>> begin
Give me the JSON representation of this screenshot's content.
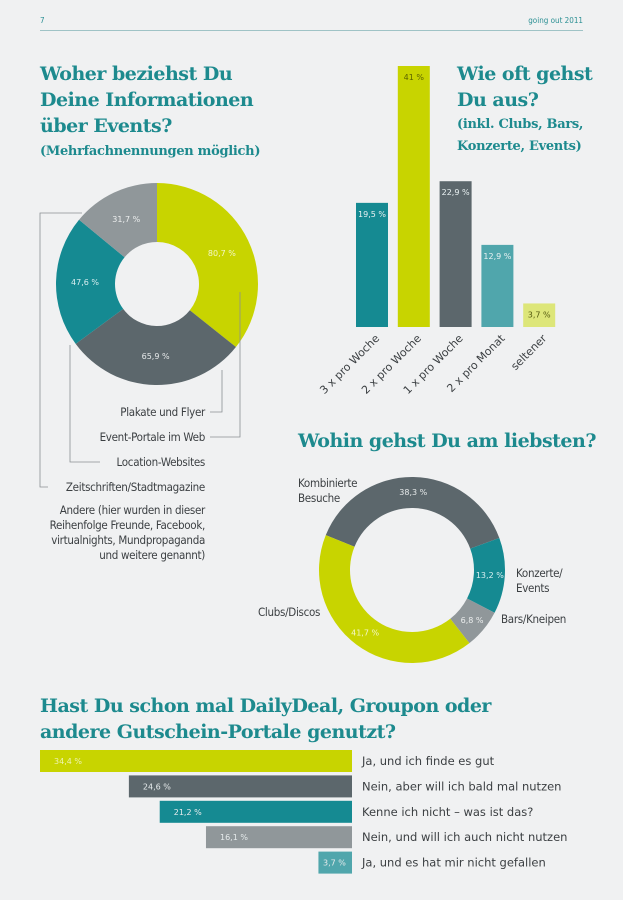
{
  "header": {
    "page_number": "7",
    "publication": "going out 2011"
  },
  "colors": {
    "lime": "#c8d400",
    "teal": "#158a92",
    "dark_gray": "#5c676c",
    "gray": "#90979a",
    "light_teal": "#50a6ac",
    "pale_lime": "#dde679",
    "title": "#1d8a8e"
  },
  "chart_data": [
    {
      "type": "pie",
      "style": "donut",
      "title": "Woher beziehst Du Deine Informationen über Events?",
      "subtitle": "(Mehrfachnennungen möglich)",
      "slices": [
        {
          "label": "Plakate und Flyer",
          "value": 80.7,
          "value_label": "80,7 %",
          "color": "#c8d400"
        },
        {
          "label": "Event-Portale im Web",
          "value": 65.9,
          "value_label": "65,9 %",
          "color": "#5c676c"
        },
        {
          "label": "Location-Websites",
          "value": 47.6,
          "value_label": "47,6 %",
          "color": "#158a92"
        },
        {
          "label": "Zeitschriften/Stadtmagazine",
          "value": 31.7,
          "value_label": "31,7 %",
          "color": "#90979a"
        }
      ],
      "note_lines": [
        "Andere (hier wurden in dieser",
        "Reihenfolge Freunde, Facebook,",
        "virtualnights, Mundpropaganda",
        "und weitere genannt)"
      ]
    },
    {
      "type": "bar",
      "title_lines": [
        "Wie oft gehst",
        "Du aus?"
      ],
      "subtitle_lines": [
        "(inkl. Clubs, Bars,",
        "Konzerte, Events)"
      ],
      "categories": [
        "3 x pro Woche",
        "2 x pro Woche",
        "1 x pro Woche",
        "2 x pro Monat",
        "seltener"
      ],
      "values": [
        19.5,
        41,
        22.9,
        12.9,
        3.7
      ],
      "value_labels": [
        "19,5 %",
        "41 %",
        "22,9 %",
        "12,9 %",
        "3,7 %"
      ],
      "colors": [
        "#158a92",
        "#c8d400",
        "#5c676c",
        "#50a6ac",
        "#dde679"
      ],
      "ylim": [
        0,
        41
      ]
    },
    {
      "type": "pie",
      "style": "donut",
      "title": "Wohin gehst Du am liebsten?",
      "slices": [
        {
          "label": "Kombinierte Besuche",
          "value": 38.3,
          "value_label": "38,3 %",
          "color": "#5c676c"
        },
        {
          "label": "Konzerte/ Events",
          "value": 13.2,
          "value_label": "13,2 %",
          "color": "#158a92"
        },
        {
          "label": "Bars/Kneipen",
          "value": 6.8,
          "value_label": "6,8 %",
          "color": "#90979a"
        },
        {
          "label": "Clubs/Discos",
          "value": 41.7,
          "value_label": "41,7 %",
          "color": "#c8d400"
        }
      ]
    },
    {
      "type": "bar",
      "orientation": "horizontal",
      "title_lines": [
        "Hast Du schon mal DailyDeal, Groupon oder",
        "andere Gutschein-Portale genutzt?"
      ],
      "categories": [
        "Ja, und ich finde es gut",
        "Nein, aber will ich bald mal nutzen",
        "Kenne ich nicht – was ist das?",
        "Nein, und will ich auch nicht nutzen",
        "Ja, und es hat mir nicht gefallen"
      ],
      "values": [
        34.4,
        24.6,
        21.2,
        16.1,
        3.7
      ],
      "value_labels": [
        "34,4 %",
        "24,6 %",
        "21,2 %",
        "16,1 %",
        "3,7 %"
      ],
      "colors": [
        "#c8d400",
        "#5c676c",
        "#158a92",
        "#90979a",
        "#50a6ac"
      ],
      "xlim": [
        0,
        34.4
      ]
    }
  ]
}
>> end
>> begin
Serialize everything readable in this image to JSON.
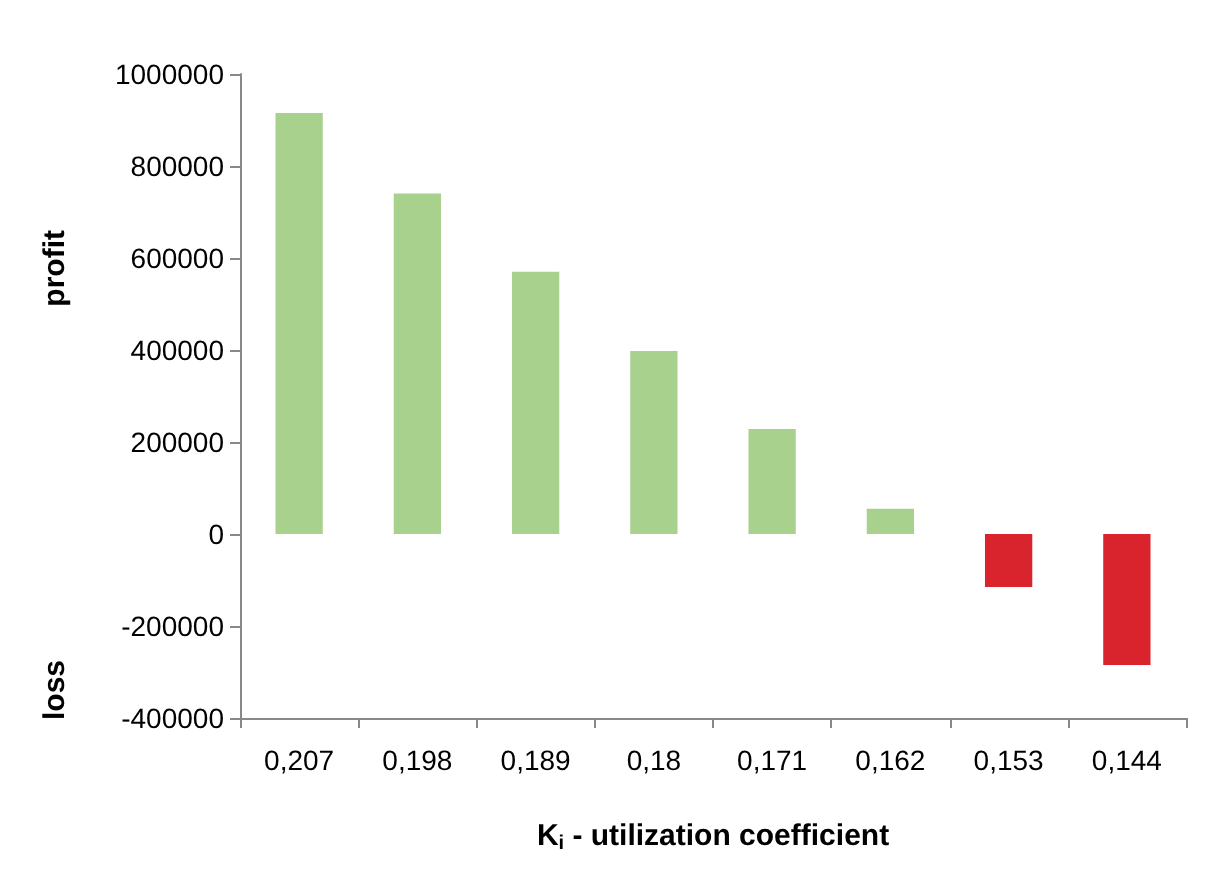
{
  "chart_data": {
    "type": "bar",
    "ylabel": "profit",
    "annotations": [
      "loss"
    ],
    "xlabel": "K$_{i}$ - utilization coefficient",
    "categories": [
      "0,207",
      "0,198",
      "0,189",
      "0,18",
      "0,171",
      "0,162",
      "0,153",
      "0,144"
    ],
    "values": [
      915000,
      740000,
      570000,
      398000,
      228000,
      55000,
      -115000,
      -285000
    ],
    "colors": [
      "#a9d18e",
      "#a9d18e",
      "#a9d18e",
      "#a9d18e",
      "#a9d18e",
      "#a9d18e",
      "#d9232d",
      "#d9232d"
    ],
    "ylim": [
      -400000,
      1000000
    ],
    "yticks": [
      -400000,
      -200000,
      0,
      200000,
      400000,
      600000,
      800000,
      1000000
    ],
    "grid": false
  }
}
>> end
■ **What you have to do**
Each line that holds the word "this" is to be copied.

■ **Reply**
Give me the JSON representation of this screenshot's content.
Serialize everything readable in this image to JSON.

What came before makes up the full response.